-- begin DATA IN THIS EXERCISE --

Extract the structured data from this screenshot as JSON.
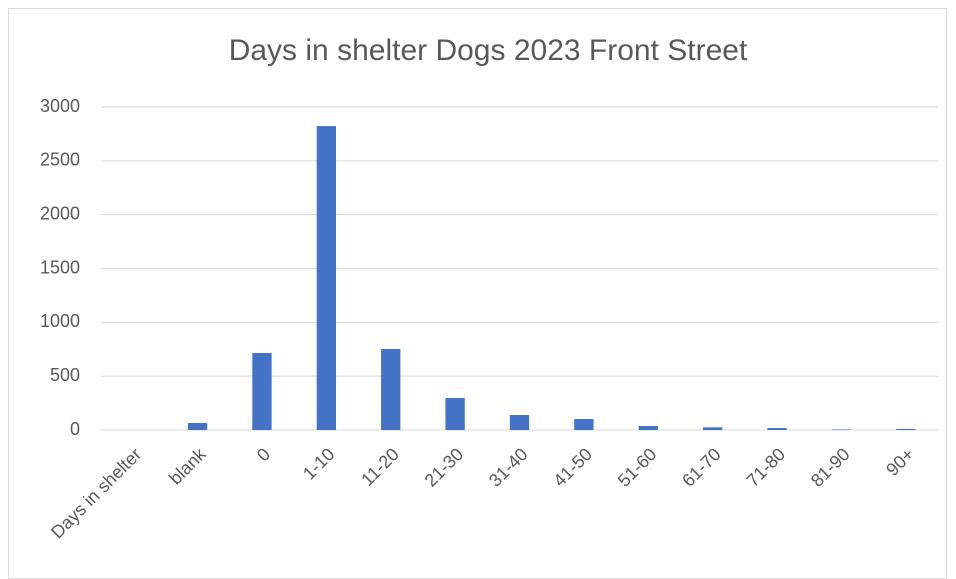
{
  "chart_data": {
    "type": "bar",
    "title": "Days in shelter Dogs 2023 Front Street",
    "categories": [
      "Days in shelter",
      "blank",
      "0",
      "1-10",
      "11-20",
      "21-30",
      "31-40",
      "41-50",
      "51-60",
      "61-70",
      "71-80",
      "81-90",
      "90+"
    ],
    "values": [
      0,
      65,
      715,
      2823,
      752,
      297,
      139,
      102,
      37,
      25,
      18,
      5,
      10
    ],
    "color": "#4472c4",
    "ylim": [
      0,
      3000
    ],
    "yticks": [
      0,
      500,
      1000,
      1500,
      2000,
      2500,
      3000
    ],
    "grid": true
  }
}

-- end DATA IN THIS EXERCISE --

» **EXERCISE OBJECTIVE**: Print the whole listing above once more, word for word, without its pictures.

» **WRITTEN ANSWER**:
Extract the structured data from this screenshot as JSON.
{
  "chart_data": {
    "type": "bar",
    "title": "Days in shelter Dogs 2023 Front Street",
    "categories": [
      "Days in shelter",
      "blank",
      "0",
      "1-10",
      "11-20",
      "21-30",
      "31-40",
      "41-50",
      "51-60",
      "61-70",
      "71-80",
      "81-90",
      "90+"
    ],
    "values": [
      0,
      65,
      715,
      2823,
      752,
      297,
      139,
      102,
      37,
      25,
      18,
      5,
      10
    ],
    "color": "#4472c4",
    "ylim": [
      0,
      3000
    ],
    "yticks": [
      0,
      500,
      1000,
      1500,
      2000,
      2500,
      3000
    ],
    "grid": true
  }
}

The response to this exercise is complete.